Given task: Without the pictures, set down every line of the data exactly.

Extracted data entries

>> begin

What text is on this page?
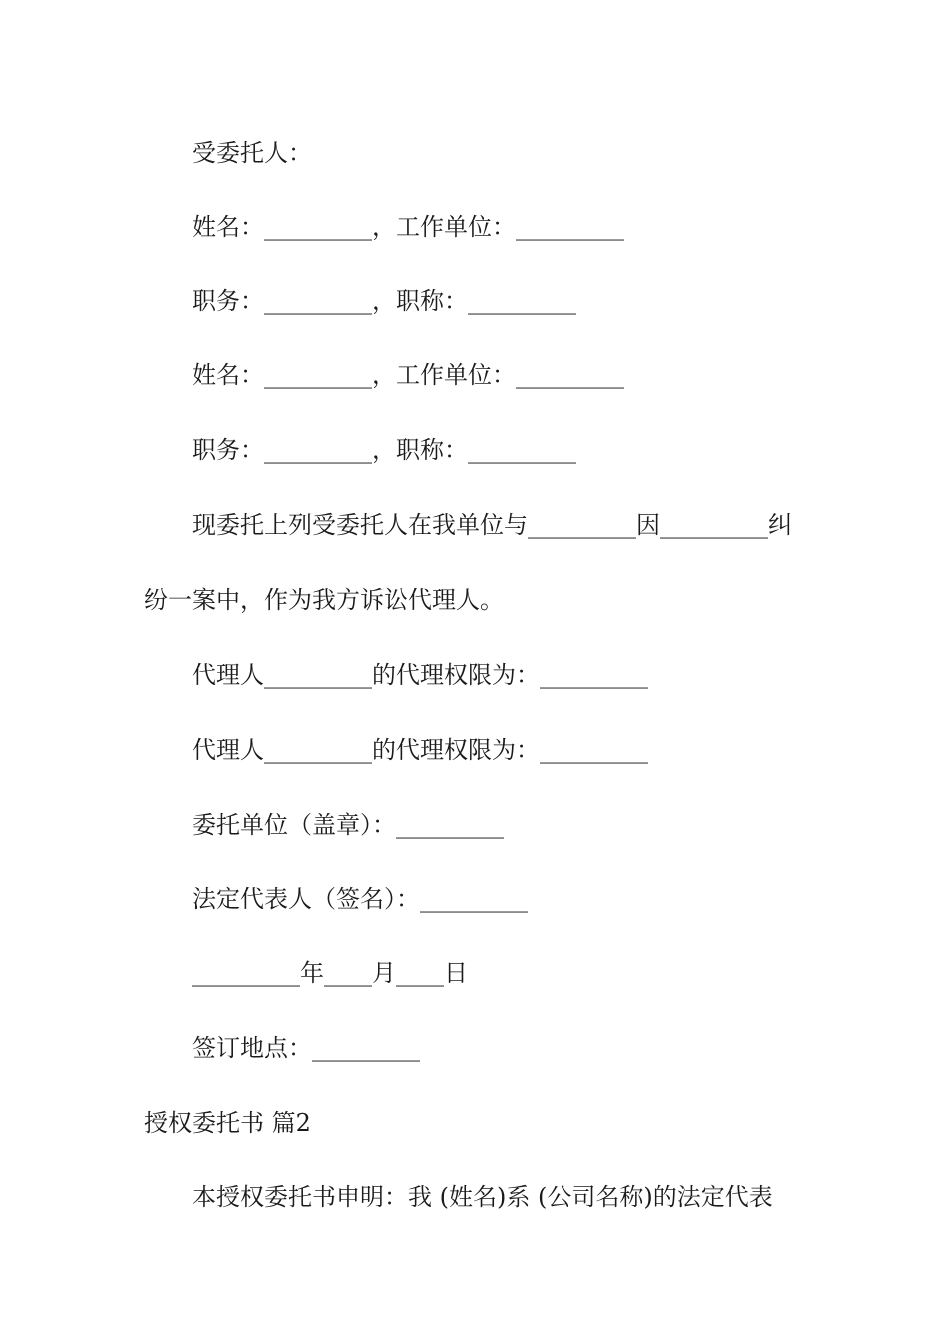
受委托人：
姓名：_________，工作单位：_________
职务：_________，职称：_________
姓名：_________，工作单位：_________
职务：_________，职称：_________
现委托上列受委托人在我单位与_________因_________纠
纷一案中，作为我方诉讼代理人。
代理人_________的代理权限为：_________
代理人_________的代理权限为：_________
委托单位（盖章）：_________
法定代表人（签名）：_________
_________年____月____日
签订地点：_________
授权委托书 篇2
本授权委托书申明：我 (姓名)系 (公司名称)的法定代表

>> end

Answer to the exercise:
What text is on this page?
受委托人：
姓名：_________，工作单位：_________
职务：_________，职称：_________
姓名：_________，工作单位：_________
职务：_________，职称：_________
现委托上列受委托人在我单位与_________因_________纠
纷一案中，作为我方诉讼代理人。
代理人_________的代理权限为：_________
代理人_________的代理权限为：_________
委托单位（盖章）：_________
法定代表人（签名）：_________
_________年____月____日
签订地点：_________
授权委托书 篇2
本授权委托书申明：我 (姓名)系 (公司名称)的法定代表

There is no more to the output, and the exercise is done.